## start

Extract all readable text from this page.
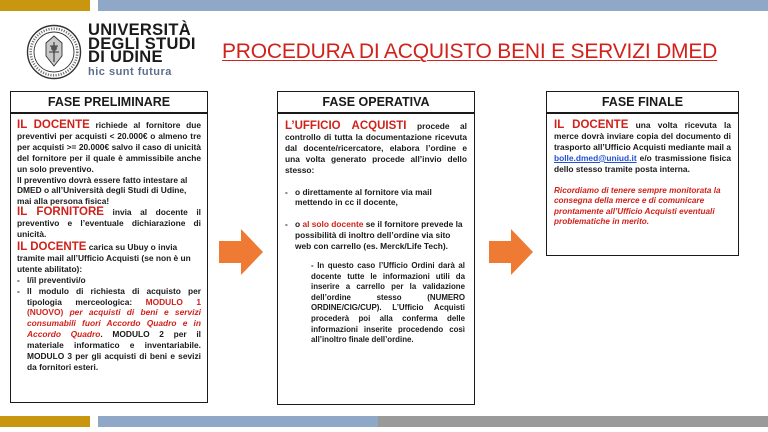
UNIVERSITÀ
DEGLI STUDI
DI UDINE
hic sunt futura
PROCEDURA DI ACQUISTO BENI E SERVIZI DMED
FASE PRELIMINARE
IL DOCENTE richiede al fornitore due preventivi per acquisti < 20.000€ o almeno tre per acquisti >= 20.000€ salvo il caso di unicità del fornitore per il quale è ammissibile anche un solo preventivo.
Il preventivo dovrà essere fatto intestare al DMED o all’Università degli Studi di Udine, mai alla persona fisica!
IL FORNITORE invia al docente il preventivo e l’eventuale dichiarazione di unicità.
IL DOCENTE carica su Ubuy o invia tramite mail all’Ufficio Acquisti (se non è un utente abilitato):
- I/il preventivi/o
- Il modulo di richiesta di acquisto per tipologia merceologica: MODULO 1 (NUOVO) per acquisti di beni e servizi consumabili fuori Accordo Quadro e in Accordo Quadro. MODULO 2 per il materiale informatico e inventariabile. MODULO 3 per gli acquisti di beni e sevizi da fornitori esteri.
FASE OPERATIVA
L’UFFICIO ACQUISTI procede al controllo di tutta la documentazione ricevuta dal docente/ricercatore, elabora l’ordine e una volta generato procede all’invio dello stesso:
- o direttamente al fornitore via mail mettendo in cc il docente,
- o al solo docente se il fornitore prevede la possibilità di inoltro dell’ordine via sito web con carrello (es. Merck/Life Tech).
- In questo caso l’Ufficio Ordini darà al docente tutte le informazioni utili da inserire a carrello per la validazione dell’ordine stesso (NUMERO ORDINE/CIG/CUP). L’Ufficio Acquisti procederà poi alla conferma delle informazioni inserite procedendo così all’inoltro finale dell’ordine.
FASE FINALE
IL DOCENTE una volta ricevuta la merce dovrà inviare copia del documento di trasporto all’Ufficio Acquisti mediante mail a bolle.dmed@uniud.it e/o trasmissione fisica dello stesso tramite posta interna.
Ricordiamo di tenere sempre monitorata la consegna della merce e di comunicare prontamente all’Ufficio Acquisti eventuali problematiche in merito.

## end

● **Exercise details**
Leave out all images, then reproduce the entries above exactly.

● **The result**
Extract all readable text from this page.
UNIVERSITÀ
DEGLI STUDI
DI UDINE
hic sunt futura
PROCEDURA DI ACQUISTO BENI E SERVIZI DMED
FASE PRELIMINARE
IL DOCENTE richiede al fornitore due preventivi per acquisti < 20.000€ o almeno tre per acquisti >= 20.000€ salvo il caso di unicità del fornitore per il quale è ammissibile anche un solo preventivo.
Il preventivo dovrà essere fatto intestare al DMED o all’Università degli Studi di Udine, mai alla persona fisica!
IL FORNITORE invia al docente il preventivo e l’eventuale dichiarazione di unicità.
IL DOCENTE carica su Ubuy o invia tramite mail all’Ufficio Acquisti (se non è un utente abilitato):
- I/il preventivi/o
- Il modulo di richiesta di acquisto per tipologia merceologica: MODULO 1 (NUOVO) per acquisti di beni e servizi consumabili fuori Accordo Quadro e in Accordo Quadro. MODULO 2 per il materiale informatico e inventariabile. MODULO 3 per gli acquisti di beni e sevizi da fornitori esteri.
FASE OPERATIVA
L’UFFICIO ACQUISTI procede al controllo di tutta la documentazione ricevuta dal docente/ricercatore, elabora l’ordine e una volta generato procede all’invio dello stesso:
- o direttamente al fornitore via mail mettendo in cc il docente,
- o al solo docente se il fornitore prevede la possibilità di inoltro dell’ordine via sito web con carrello (es. Merck/Life Tech).
- In questo caso l’Ufficio Ordini darà al docente tutte le informazioni utili da inserire a carrello per la validazione dell’ordine stesso (NUMERO ORDINE/CIG/CUP). L’Ufficio Acquisti procederà poi alla conferma delle informazioni inserite procedendo così all’inoltro finale dell’ordine.
FASE FINALE
IL DOCENTE una volta ricevuta la merce dovrà inviare copia del documento di trasporto all’Ufficio Acquisti mediante mail a bolle.dmed@uniud.it e/o trasmissione fisica dello stesso tramite posta interna.
Ricordiamo di tenere sempre monitorata la consegna della merce e di comunicare prontamente all’Ufficio Acquisti eventuali problematiche in merito.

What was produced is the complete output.